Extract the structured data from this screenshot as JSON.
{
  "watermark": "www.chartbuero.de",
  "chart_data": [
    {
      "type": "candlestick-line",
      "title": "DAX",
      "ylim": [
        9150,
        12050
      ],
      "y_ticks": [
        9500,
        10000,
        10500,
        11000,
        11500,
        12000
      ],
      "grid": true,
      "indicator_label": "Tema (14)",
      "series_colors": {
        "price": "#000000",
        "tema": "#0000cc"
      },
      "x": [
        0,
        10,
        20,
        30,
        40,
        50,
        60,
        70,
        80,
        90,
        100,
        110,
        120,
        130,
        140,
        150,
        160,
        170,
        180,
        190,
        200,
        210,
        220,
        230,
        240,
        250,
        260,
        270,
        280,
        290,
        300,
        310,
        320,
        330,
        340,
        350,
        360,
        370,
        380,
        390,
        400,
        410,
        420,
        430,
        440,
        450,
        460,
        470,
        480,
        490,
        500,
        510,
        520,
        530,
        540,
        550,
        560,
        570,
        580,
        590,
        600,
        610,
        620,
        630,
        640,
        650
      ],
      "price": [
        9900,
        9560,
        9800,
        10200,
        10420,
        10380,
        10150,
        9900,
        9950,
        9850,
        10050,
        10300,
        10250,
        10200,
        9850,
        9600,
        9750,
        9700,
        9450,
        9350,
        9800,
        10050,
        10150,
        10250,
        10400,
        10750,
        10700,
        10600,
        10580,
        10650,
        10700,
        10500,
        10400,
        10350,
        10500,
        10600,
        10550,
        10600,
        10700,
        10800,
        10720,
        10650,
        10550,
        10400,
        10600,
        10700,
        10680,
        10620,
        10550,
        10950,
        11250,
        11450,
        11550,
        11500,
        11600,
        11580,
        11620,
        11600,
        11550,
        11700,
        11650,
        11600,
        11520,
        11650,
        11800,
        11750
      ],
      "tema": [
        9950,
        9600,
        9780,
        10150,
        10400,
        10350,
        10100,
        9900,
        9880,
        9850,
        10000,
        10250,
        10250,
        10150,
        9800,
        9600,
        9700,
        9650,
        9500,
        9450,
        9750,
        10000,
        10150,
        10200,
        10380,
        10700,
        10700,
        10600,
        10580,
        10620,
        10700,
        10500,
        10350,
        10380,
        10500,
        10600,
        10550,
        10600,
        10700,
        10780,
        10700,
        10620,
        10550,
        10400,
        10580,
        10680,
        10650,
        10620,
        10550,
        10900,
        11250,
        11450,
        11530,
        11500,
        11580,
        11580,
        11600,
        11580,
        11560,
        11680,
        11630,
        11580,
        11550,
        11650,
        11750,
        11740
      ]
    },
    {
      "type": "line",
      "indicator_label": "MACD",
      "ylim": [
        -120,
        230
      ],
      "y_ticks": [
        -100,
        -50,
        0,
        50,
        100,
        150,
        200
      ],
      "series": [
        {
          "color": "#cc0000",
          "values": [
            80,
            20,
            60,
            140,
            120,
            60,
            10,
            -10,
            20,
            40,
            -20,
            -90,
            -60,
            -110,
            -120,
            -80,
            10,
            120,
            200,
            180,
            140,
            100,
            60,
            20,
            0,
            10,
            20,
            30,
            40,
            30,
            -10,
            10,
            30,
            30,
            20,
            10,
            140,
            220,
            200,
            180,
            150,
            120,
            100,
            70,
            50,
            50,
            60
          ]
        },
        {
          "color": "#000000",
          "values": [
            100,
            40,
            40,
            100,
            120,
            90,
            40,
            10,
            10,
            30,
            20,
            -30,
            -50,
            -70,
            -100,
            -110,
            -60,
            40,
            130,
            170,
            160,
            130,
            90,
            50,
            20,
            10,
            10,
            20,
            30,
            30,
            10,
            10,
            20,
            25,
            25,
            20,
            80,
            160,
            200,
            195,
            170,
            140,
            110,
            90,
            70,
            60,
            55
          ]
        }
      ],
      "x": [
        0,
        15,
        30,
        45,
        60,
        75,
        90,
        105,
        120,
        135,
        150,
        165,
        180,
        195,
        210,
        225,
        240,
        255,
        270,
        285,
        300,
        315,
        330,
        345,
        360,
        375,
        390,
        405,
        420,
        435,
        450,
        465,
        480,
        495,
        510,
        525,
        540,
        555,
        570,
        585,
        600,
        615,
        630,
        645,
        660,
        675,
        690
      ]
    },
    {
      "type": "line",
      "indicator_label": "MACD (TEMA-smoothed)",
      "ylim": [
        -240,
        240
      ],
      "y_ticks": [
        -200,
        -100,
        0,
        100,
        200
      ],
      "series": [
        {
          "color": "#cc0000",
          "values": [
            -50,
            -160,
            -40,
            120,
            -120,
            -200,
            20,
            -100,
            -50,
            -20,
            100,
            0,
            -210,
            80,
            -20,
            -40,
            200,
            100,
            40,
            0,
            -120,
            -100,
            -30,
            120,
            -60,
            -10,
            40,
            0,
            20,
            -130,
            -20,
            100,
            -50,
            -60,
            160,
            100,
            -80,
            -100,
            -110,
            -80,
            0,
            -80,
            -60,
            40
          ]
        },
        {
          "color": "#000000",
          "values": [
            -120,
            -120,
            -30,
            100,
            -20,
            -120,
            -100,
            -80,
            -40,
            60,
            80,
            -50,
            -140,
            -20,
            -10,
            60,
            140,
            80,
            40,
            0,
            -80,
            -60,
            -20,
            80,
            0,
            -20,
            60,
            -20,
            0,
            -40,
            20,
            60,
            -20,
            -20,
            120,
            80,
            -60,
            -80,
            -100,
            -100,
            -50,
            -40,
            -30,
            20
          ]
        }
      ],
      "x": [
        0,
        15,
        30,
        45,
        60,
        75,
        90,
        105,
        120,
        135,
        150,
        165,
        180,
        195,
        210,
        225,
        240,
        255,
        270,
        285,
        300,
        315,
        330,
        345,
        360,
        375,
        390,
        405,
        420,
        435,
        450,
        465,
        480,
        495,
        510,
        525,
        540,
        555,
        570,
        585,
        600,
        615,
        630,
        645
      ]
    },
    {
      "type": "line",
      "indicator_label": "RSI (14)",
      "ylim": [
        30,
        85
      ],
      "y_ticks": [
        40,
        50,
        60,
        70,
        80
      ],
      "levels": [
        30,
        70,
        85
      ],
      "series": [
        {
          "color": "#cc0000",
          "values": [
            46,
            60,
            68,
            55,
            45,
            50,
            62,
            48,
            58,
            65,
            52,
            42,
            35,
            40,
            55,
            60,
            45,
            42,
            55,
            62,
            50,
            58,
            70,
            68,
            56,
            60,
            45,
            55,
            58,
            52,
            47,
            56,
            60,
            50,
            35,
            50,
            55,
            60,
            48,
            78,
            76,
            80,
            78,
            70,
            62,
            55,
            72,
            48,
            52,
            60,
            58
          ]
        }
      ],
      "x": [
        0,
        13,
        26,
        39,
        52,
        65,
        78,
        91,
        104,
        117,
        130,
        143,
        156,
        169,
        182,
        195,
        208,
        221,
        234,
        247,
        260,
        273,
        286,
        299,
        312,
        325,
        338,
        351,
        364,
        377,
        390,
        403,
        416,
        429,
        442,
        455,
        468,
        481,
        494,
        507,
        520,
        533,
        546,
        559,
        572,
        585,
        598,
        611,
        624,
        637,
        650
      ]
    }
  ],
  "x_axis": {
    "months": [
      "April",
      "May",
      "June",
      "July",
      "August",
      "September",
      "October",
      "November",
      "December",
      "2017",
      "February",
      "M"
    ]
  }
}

**Task description:**
Copy all of the data. Keep every word exactly as it is.

**Correct output:**
Extract the structured data from this screenshot as JSON.
{
  "watermark": "www.chartbuero.de",
  "chart_data": [
    {
      "type": "candlestick-line",
      "title": "DAX",
      "ylim": [
        9150,
        12050
      ],
      "y_ticks": [
        9500,
        10000,
        10500,
        11000,
        11500,
        12000
      ],
      "grid": true,
      "indicator_label": "Tema (14)",
      "series_colors": {
        "price": "#000000",
        "tema": "#0000cc"
      },
      "x": [
        0,
        10,
        20,
        30,
        40,
        50,
        60,
        70,
        80,
        90,
        100,
        110,
        120,
        130,
        140,
        150,
        160,
        170,
        180,
        190,
        200,
        210,
        220,
        230,
        240,
        250,
        260,
        270,
        280,
        290,
        300,
        310,
        320,
        330,
        340,
        350,
        360,
        370,
        380,
        390,
        400,
        410,
        420,
        430,
        440,
        450,
        460,
        470,
        480,
        490,
        500,
        510,
        520,
        530,
        540,
        550,
        560,
        570,
        580,
        590,
        600,
        610,
        620,
        630,
        640,
        650
      ],
      "price": [
        9900,
        9560,
        9800,
        10200,
        10420,
        10380,
        10150,
        9900,
        9950,
        9850,
        10050,
        10300,
        10250,
        10200,
        9850,
        9600,
        9750,
        9700,
        9450,
        9350,
        9800,
        10050,
        10150,
        10250,
        10400,
        10750,
        10700,
        10600,
        10580,
        10650,
        10700,
        10500,
        10400,
        10350,
        10500,
        10600,
        10550,
        10600,
        10700,
        10800,
        10720,
        10650,
        10550,
        10400,
        10600,
        10700,
        10680,
        10620,
        10550,
        10950,
        11250,
        11450,
        11550,
        11500,
        11600,
        11580,
        11620,
        11600,
        11550,
        11700,
        11650,
        11600,
        11520,
        11650,
        11800,
        11750
      ],
      "tema": [
        9950,
        9600,
        9780,
        10150,
        10400,
        10350,
        10100,
        9900,
        9880,
        9850,
        10000,
        10250,
        10250,
        10150,
        9800,
        9600,
        9700,
        9650,
        9500,
        9450,
        9750,
        10000,
        10150,
        10200,
        10380,
        10700,
        10700,
        10600,
        10580,
        10620,
        10700,
        10500,
        10350,
        10380,
        10500,
        10600,
        10550,
        10600,
        10700,
        10780,
        10700,
        10620,
        10550,
        10400,
        10580,
        10680,
        10650,
        10620,
        10550,
        10900,
        11250,
        11450,
        11530,
        11500,
        11580,
        11580,
        11600,
        11580,
        11560,
        11680,
        11630,
        11580,
        11550,
        11650,
        11750,
        11740
      ]
    },
    {
      "type": "line",
      "indicator_label": "MACD",
      "ylim": [
        -120,
        230
      ],
      "y_ticks": [
        -100,
        -50,
        0,
        50,
        100,
        150,
        200
      ],
      "series": [
        {
          "color": "#cc0000",
          "values": [
            80,
            20,
            60,
            140,
            120,
            60,
            10,
            -10,
            20,
            40,
            -20,
            -90,
            -60,
            -110,
            -120,
            -80,
            10,
            120,
            200,
            180,
            140,
            100,
            60,
            20,
            0,
            10,
            20,
            30,
            40,
            30,
            -10,
            10,
            30,
            30,
            20,
            10,
            140,
            220,
            200,
            180,
            150,
            120,
            100,
            70,
            50,
            50,
            60
          ]
        },
        {
          "color": "#000000",
          "values": [
            100,
            40,
            40,
            100,
            120,
            90,
            40,
            10,
            10,
            30,
            20,
            -30,
            -50,
            -70,
            -100,
            -110,
            -60,
            40,
            130,
            170,
            160,
            130,
            90,
            50,
            20,
            10,
            10,
            20,
            30,
            30,
            10,
            10,
            20,
            25,
            25,
            20,
            80,
            160,
            200,
            195,
            170,
            140,
            110,
            90,
            70,
            60,
            55
          ]
        }
      ],
      "x": [
        0,
        15,
        30,
        45,
        60,
        75,
        90,
        105,
        120,
        135,
        150,
        165,
        180,
        195,
        210,
        225,
        240,
        255,
        270,
        285,
        300,
        315,
        330,
        345,
        360,
        375,
        390,
        405,
        420,
        435,
        450,
        465,
        480,
        495,
        510,
        525,
        540,
        555,
        570,
        585,
        600,
        615,
        630,
        645,
        660,
        675,
        690
      ]
    },
    {
      "type": "line",
      "indicator_label": "MACD (TEMA-smoothed)",
      "ylim": [
        -240,
        240
      ],
      "y_ticks": [
        -200,
        -100,
        0,
        100,
        200
      ],
      "series": [
        {
          "color": "#cc0000",
          "values": [
            -50,
            -160,
            -40,
            120,
            -120,
            -200,
            20,
            -100,
            -50,
            -20,
            100,
            0,
            -210,
            80,
            -20,
            -40,
            200,
            100,
            40,
            0,
            -120,
            -100,
            -30,
            120,
            -60,
            -10,
            40,
            0,
            20,
            -130,
            -20,
            100,
            -50,
            -60,
            160,
            100,
            -80,
            -100,
            -110,
            -80,
            0,
            -80,
            -60,
            40
          ]
        },
        {
          "color": "#000000",
          "values": [
            -120,
            -120,
            -30,
            100,
            -20,
            -120,
            -100,
            -80,
            -40,
            60,
            80,
            -50,
            -140,
            -20,
            -10,
            60,
            140,
            80,
            40,
            0,
            -80,
            -60,
            -20,
            80,
            0,
            -20,
            60,
            -20,
            0,
            -40,
            20,
            60,
            -20,
            -20,
            120,
            80,
            -60,
            -80,
            -100,
            -100,
            -50,
            -40,
            -30,
            20
          ]
        }
      ],
      "x": [
        0,
        15,
        30,
        45,
        60,
        75,
        90,
        105,
        120,
        135,
        150,
        165,
        180,
        195,
        210,
        225,
        240,
        255,
        270,
        285,
        300,
        315,
        330,
        345,
        360,
        375,
        390,
        405,
        420,
        435,
        450,
        465,
        480,
        495,
        510,
        525,
        540,
        555,
        570,
        585,
        600,
        615,
        630,
        645
      ]
    },
    {
      "type": "line",
      "indicator_label": "RSI (14)",
      "ylim": [
        30,
        85
      ],
      "y_ticks": [
        40,
        50,
        60,
        70,
        80
      ],
      "levels": [
        30,
        70,
        85
      ],
      "series": [
        {
          "color": "#cc0000",
          "values": [
            46,
            60,
            68,
            55,
            45,
            50,
            62,
            48,
            58,
            65,
            52,
            42,
            35,
            40,
            55,
            60,
            45,
            42,
            55,
            62,
            50,
            58,
            70,
            68,
            56,
            60,
            45,
            55,
            58,
            52,
            47,
            56,
            60,
            50,
            35,
            50,
            55,
            60,
            48,
            78,
            76,
            80,
            78,
            70,
            62,
            55,
            72,
            48,
            52,
            60,
            58
          ]
        }
      ],
      "x": [
        0,
        13,
        26,
        39,
        52,
        65,
        78,
        91,
        104,
        117,
        130,
        143,
        156,
        169,
        182,
        195,
        208,
        221,
        234,
        247,
        260,
        273,
        286,
        299,
        312,
        325,
        338,
        351,
        364,
        377,
        390,
        403,
        416,
        429,
        442,
        455,
        468,
        481,
        494,
        507,
        520,
        533,
        546,
        559,
        572,
        585,
        598,
        611,
        624,
        637,
        650
      ]
    }
  ],
  "x_axis": {
    "months": [
      "April",
      "May",
      "June",
      "July",
      "August",
      "September",
      "October",
      "November",
      "December",
      "2017",
      "February",
      "M"
    ]
  }
}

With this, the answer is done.